> _To do_:
Within the data below, state how many lines contain the string "users". Provide the number only.

> _Dataset_:
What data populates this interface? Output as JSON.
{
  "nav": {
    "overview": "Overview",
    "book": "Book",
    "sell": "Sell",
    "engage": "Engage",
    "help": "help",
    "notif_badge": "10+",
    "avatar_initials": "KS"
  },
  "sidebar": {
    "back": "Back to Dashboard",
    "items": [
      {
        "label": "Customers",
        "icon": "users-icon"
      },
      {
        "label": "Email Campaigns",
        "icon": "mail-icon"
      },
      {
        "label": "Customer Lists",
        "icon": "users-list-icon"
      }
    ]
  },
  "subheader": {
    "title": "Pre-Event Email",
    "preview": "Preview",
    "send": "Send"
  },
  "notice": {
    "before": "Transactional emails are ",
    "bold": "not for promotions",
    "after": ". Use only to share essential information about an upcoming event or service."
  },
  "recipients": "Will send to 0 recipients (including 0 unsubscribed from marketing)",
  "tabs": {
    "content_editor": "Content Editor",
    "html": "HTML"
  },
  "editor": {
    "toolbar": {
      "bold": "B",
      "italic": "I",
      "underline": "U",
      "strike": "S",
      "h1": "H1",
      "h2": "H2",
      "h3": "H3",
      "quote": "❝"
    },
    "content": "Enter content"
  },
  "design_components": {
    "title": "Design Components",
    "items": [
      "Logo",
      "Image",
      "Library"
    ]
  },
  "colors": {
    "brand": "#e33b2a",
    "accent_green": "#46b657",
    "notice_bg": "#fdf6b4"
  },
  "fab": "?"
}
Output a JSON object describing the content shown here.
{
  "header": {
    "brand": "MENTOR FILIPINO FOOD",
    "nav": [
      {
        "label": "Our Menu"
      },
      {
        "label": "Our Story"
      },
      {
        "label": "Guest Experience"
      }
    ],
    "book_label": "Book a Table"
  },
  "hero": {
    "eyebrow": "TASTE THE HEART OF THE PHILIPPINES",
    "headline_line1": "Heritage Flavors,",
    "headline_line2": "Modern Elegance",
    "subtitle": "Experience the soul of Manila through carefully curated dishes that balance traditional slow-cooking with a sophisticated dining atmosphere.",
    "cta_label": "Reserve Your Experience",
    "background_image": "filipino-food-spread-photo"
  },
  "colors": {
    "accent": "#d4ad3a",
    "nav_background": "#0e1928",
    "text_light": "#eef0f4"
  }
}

> _Response_:
2